**Data for the task**
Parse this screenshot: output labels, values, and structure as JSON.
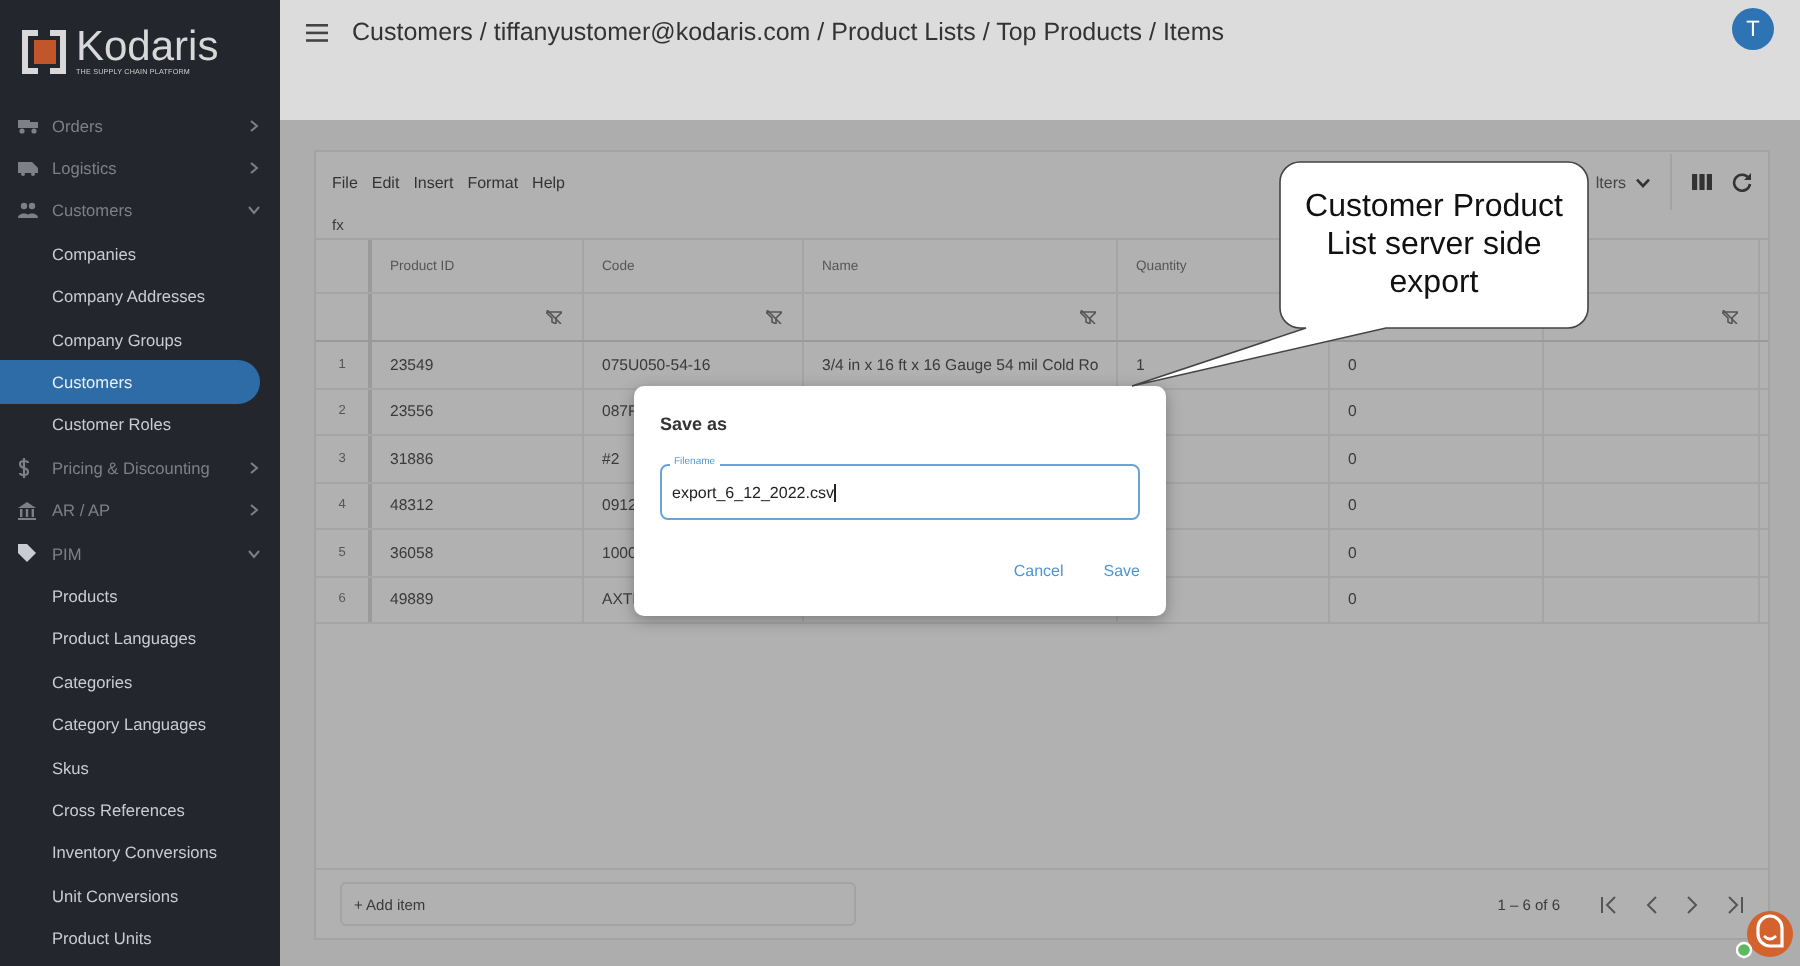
{
  "sidebar": {
    "logo": {
      "name": "Kodaris",
      "tagline": "THE SUPPLY CHAIN PLATFORM"
    },
    "items": [
      {
        "label": "Orders",
        "expanded": false
      },
      {
        "label": "Logistics",
        "expanded": false
      },
      {
        "label": "Customers",
        "expanded": true,
        "children": [
          {
            "label": "Companies",
            "selected": false
          },
          {
            "label": "Company Addresses",
            "selected": false
          },
          {
            "label": "Company Groups",
            "selected": false
          },
          {
            "label": "Customers",
            "selected": true
          },
          {
            "label": "Customer Roles",
            "selected": false
          }
        ]
      },
      {
        "label": "Pricing & Discounting",
        "expanded": false
      },
      {
        "label": "AR / AP",
        "expanded": false
      },
      {
        "label": "PIM",
        "expanded": true,
        "children": [
          {
            "label": "Products",
            "selected": false
          },
          {
            "label": "Product Languages",
            "selected": false
          },
          {
            "label": "Categories",
            "selected": false
          },
          {
            "label": "Category Languages",
            "selected": false
          },
          {
            "label": "Skus",
            "selected": false
          },
          {
            "label": "Cross References",
            "selected": false
          },
          {
            "label": "Inventory Conversions",
            "selected": false
          },
          {
            "label": "Unit Conversions",
            "selected": false
          },
          {
            "label": "Product Units",
            "selected": false
          }
        ]
      }
    ]
  },
  "header": {
    "breadcrumb": "Customers / tiffanyustomer@kodaris.com / Product Lists / Top Products / Items",
    "avatar": "T"
  },
  "grid": {
    "menu": [
      "File",
      "Edit",
      "Insert",
      "Format",
      "Help"
    ],
    "filters_label": "lters",
    "formula_label": "fx",
    "columns": [
      {
        "title": "Product ID",
        "filter": true
      },
      {
        "title": "Code",
        "filter": true
      },
      {
        "title": "Name",
        "filter": true
      },
      {
        "title": "Quantity"
      },
      {},
      {
        "filter": true
      }
    ],
    "rows": [
      {
        "number": "1",
        "cells": [
          "23549",
          "075U050-54-16",
          "3/4 in x 16 ft x 16 Gauge 54 mil Cold Ro",
          "1",
          "0"
        ]
      },
      {
        "number": "2",
        "cells": [
          "23556",
          "087F",
          null,
          null,
          "0"
        ]
      },
      {
        "number": "3",
        "cells": [
          "31886",
          "#2",
          null,
          null,
          "0"
        ]
      },
      {
        "number": "4",
        "cells": [
          "48312",
          "0912",
          null,
          null,
          "0"
        ]
      },
      {
        "number": "5",
        "cells": [
          "36058",
          "1000",
          null,
          null,
          "0"
        ]
      },
      {
        "number": "6",
        "cells": [
          "49889",
          "AXTI",
          null,
          null,
          "0"
        ]
      }
    ],
    "add_item": "+ Add item",
    "range": "1 – 6 of 6"
  },
  "dialog": {
    "title": "Save as",
    "field": {
      "label": "Filename",
      "value": "export_6_12_2022.csv"
    },
    "buttons": [
      "Cancel",
      "Save"
    ]
  },
  "callout": {
    "text": "Customer Product List server side export"
  }
}
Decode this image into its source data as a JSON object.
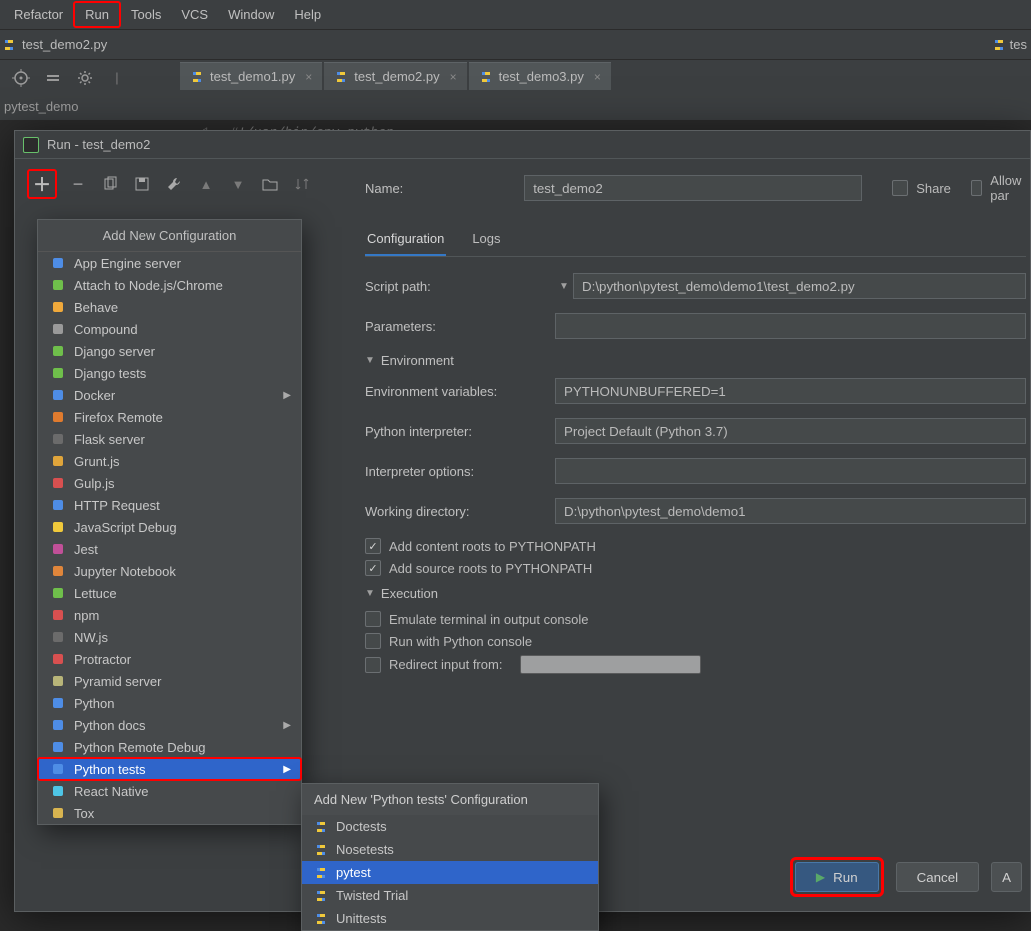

**Written problem**
Copy the material shown above in full and exactly. Skip the pictures.

**Result below**
Parse this screenshot: output labels, values, and structure as JSON.
{
  "sidebar": {
    "logo": {
      "name": "Kodaris",
      "tagline": "THE SUPPLY CHAIN PLATFORM"
    },
    "items": [
      {
        "label": "Orders",
        "expanded": false
      },
      {
        "label": "Logistics",
        "expanded": false
      },
      {
        "label": "Customers",
        "expanded": true,
        "children": [
          {
            "label": "Companies",
            "selected": false
          },
          {
            "label": "Company Addresses",
            "selected": false
          },
          {
            "label": "Company Groups",
            "selected": false
          },
          {
            "label": "Customers",
            "selected": true
          },
          {
            "label": "Customer Roles",
            "selected": false
          }
        ]
      },
      {
        "label": "Pricing & Discounting",
        "expanded": false
      },
      {
        "label": "AR / AP",
        "expanded": false
      },
      {
        "label": "PIM",
        "expanded": true,
        "children": [
          {
            "label": "Products",
            "selected": false
          },
          {
            "label": "Product Languages",
            "selected": false
          },
          {
            "label": "Categories",
            "selected": false
          },
          {
            "label": "Category Languages",
            "selected": false
          },
          {
            "label": "Skus",
            "selected": false
          },
          {
            "label": "Cross References",
            "selected": false
          },
          {
            "label": "Inventory Conversions",
            "selected": false
          },
          {
            "label": "Unit Conversions",
            "selected": false
          },
          {
            "label": "Product Units",
            "selected": false
          }
        ]
      }
    ]
  },
  "header": {
    "breadcrumb": "Customers / tiffanyustomer@kodaris.com / Product Lists / Top Products / Items",
    "avatar": "T"
  },
  "grid": {
    "menu": [
      "File",
      "Edit",
      "Insert",
      "Format",
      "Help"
    ],
    "filters_label": "lters",
    "formula_label": "fx",
    "columns": [
      {
        "title": "Product ID",
        "filter": true
      },
      {
        "title": "Code",
        "filter": true
      },
      {
        "title": "Name",
        "filter": true
      },
      {
        "title": "Quantity"
      },
      {},
      {
        "filter": true
      }
    ],
    "rows": [
      {
        "number": "1",
        "cells": [
          "23549",
          "075U050-54-16",
          "3/4 in x 16 ft x 16 Gauge 54 mil Cold Ro",
          "1",
          "0"
        ]
      },
      {
        "number": "2",
        "cells": [
          "23556",
          "087F",
          null,
          null,
          "0"
        ]
      },
      {
        "number": "3",
        "cells": [
          "31886",
          "#2",
          null,
          null,
          "0"
        ]
      },
      {
        "number": "4",
        "cells": [
          "48312",
          "0912",
          null,
          null,
          "0"
        ]
      },
      {
        "number": "5",
        "cells": [
          "36058",
          "1000",
          null,
          null,
          "0"
        ]
      },
      {
        "number": "6",
        "cells": [
          "49889",
          "AXTI",
          null,
          null,
          "0"
        ]
      }
    ],
    "add_item": "+ Add item",
    "range": "1 – 6 of 6"
  },
  "dialog": {
    "title": "Save as",
    "field": {
      "label": "Filename",
      "value": "export_6_12_2022.csv"
    },
    "buttons": [
      "Cancel",
      "Save"
    ]
  },
  "callout": {
    "text": "Customer Product List server side export"
  }
}
Decode this image into its source data as a JSON object.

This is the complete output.